[Boxed element entries]
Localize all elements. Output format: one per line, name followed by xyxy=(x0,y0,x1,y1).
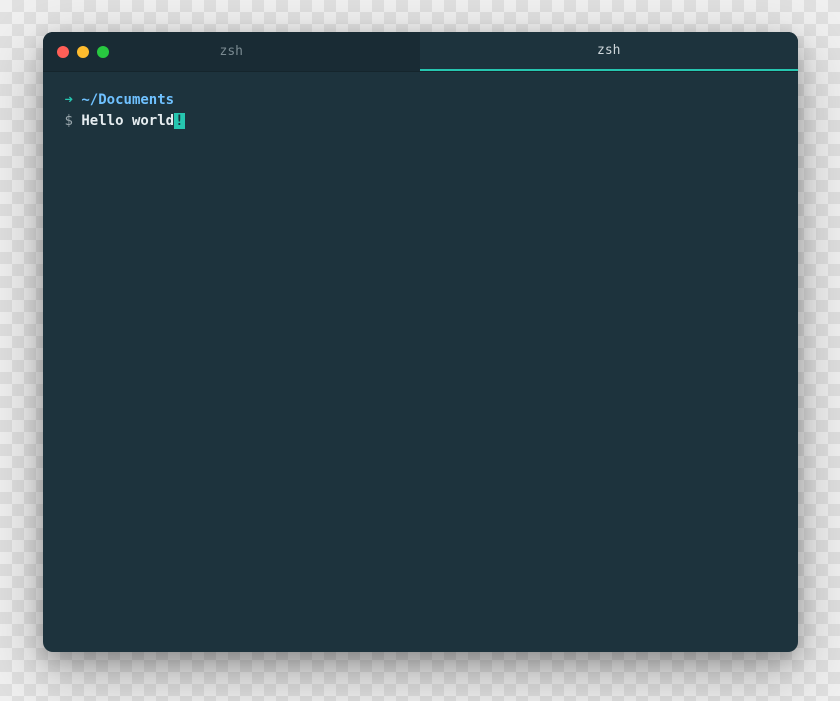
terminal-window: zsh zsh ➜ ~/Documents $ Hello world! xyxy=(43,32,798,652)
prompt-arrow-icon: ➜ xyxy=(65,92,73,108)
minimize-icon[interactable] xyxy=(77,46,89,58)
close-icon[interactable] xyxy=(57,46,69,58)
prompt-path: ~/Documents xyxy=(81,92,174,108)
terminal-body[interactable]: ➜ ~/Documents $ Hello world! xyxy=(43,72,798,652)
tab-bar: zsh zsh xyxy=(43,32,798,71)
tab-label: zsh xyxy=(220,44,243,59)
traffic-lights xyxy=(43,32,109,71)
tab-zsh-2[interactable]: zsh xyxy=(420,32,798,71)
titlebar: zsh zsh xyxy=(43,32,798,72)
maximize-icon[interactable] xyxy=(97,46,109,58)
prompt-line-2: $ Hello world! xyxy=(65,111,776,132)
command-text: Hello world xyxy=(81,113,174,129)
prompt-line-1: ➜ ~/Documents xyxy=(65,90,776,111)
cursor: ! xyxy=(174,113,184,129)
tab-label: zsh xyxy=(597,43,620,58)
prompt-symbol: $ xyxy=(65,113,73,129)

* * *

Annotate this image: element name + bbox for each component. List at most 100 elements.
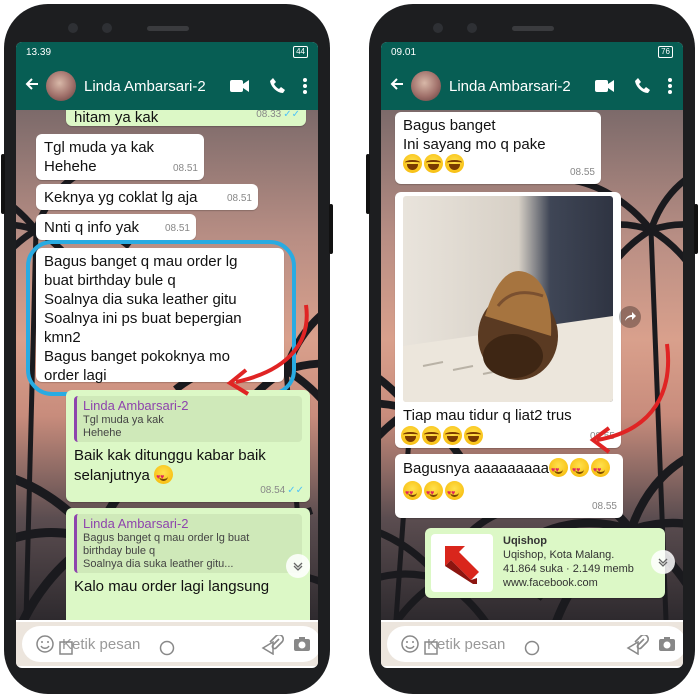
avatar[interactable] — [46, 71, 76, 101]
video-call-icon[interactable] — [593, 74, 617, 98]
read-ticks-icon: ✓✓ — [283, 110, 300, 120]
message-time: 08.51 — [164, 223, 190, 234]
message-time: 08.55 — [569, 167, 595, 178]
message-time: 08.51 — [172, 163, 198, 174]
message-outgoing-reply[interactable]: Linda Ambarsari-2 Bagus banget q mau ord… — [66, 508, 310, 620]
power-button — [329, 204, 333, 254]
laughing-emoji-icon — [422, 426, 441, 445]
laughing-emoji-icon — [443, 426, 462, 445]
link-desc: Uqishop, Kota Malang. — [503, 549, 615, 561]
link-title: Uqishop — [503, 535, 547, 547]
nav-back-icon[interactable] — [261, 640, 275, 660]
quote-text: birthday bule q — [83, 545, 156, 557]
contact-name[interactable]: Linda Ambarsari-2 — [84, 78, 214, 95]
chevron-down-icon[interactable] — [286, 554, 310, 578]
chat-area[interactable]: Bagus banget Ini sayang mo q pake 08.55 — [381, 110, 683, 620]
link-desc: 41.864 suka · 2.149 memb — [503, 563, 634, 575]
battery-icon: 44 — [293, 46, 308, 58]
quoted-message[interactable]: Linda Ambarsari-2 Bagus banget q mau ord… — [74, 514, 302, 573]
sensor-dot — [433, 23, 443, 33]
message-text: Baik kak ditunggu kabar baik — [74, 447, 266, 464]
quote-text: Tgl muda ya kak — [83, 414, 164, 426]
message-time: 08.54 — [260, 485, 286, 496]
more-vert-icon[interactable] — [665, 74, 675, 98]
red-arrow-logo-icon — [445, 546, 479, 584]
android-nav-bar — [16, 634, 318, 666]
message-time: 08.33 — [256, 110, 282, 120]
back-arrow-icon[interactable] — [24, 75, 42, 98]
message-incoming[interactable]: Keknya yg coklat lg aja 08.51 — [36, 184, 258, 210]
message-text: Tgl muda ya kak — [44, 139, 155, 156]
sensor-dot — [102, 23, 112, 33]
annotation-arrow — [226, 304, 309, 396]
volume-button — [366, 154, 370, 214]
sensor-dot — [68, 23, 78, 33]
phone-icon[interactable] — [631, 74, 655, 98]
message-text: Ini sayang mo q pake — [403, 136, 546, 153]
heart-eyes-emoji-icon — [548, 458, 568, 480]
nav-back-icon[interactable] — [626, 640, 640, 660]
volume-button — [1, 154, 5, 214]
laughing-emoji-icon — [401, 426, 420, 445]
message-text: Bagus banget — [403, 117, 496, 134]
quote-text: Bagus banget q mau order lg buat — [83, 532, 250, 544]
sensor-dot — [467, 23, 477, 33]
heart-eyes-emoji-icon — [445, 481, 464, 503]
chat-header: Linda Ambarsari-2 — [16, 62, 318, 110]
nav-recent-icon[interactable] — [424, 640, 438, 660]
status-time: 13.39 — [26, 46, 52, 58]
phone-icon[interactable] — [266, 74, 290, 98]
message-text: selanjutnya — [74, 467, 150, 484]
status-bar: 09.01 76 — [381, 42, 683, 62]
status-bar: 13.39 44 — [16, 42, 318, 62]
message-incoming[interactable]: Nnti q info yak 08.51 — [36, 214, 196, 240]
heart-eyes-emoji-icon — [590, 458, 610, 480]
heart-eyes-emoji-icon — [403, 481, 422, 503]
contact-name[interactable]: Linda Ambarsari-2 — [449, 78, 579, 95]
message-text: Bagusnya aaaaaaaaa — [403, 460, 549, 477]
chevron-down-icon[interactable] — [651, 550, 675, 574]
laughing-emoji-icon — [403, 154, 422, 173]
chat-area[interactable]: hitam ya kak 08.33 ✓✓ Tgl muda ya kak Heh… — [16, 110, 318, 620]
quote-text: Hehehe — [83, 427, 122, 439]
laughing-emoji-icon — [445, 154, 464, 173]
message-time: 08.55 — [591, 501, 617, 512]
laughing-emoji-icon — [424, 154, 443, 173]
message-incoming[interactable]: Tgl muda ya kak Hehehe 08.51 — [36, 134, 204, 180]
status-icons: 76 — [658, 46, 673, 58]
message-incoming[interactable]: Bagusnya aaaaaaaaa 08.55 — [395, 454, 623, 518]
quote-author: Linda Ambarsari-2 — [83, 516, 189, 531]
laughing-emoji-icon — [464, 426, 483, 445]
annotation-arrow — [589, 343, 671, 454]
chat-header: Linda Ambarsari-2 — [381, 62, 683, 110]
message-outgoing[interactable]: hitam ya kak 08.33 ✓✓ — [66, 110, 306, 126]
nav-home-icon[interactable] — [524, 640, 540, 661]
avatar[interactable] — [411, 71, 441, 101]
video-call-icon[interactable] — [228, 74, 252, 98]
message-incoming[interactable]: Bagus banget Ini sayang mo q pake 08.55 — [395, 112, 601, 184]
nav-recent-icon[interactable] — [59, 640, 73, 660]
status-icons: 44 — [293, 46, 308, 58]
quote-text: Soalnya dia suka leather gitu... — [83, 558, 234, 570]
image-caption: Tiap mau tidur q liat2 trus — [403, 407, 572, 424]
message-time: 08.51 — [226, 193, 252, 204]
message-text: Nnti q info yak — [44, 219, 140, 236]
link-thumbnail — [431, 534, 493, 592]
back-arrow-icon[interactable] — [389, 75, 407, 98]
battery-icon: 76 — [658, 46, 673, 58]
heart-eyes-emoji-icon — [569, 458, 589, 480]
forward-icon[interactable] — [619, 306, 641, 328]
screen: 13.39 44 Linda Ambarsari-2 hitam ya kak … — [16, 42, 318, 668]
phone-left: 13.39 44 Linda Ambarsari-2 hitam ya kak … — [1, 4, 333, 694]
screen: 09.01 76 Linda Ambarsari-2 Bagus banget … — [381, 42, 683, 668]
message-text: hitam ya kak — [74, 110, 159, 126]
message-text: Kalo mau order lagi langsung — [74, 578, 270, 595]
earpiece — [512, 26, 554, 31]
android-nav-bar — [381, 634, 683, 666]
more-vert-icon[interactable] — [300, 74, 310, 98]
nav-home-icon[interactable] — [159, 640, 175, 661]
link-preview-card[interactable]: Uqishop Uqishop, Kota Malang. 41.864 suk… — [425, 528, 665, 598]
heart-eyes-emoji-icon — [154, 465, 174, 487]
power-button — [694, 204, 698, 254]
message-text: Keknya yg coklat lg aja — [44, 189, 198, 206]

## Your instructions
Quote the entries starting with the line containing "Localize all elements." and going on through the line containing "prompt-symbol: $ xyxy=(65,113,73,129)", leaving the pictures out of your answer.

## Written response
Localize all elements. Output format: one per line, name followed by xyxy=(x0,y0,x1,y1).
terminal-window: zsh zsh ➜ ~/Documents $ Hello world! xyxy=(43,32,798,652)
prompt-arrow-icon: ➜ xyxy=(65,92,73,108)
minimize-icon[interactable] xyxy=(77,46,89,58)
close-icon[interactable] xyxy=(57,46,69,58)
prompt-path: ~/Documents xyxy=(81,92,174,108)
terminal-body[interactable]: ➜ ~/Documents $ Hello world! xyxy=(43,72,798,652)
tab-bar: zsh zsh xyxy=(43,32,798,71)
tab-label: zsh xyxy=(220,44,243,59)
traffic-lights xyxy=(43,32,109,71)
tab-zsh-2[interactable]: zsh xyxy=(420,32,798,71)
titlebar: zsh zsh xyxy=(43,32,798,72)
maximize-icon[interactable] xyxy=(97,46,109,58)
prompt-line-2: $ Hello world! xyxy=(65,111,776,132)
command-text: Hello world xyxy=(81,113,174,129)
prompt-line-1: ➜ ~/Documents xyxy=(65,90,776,111)
cursor: ! xyxy=(174,113,184,129)
tab-label: zsh xyxy=(597,43,620,58)
prompt-symbol: $ xyxy=(65,113,73,129)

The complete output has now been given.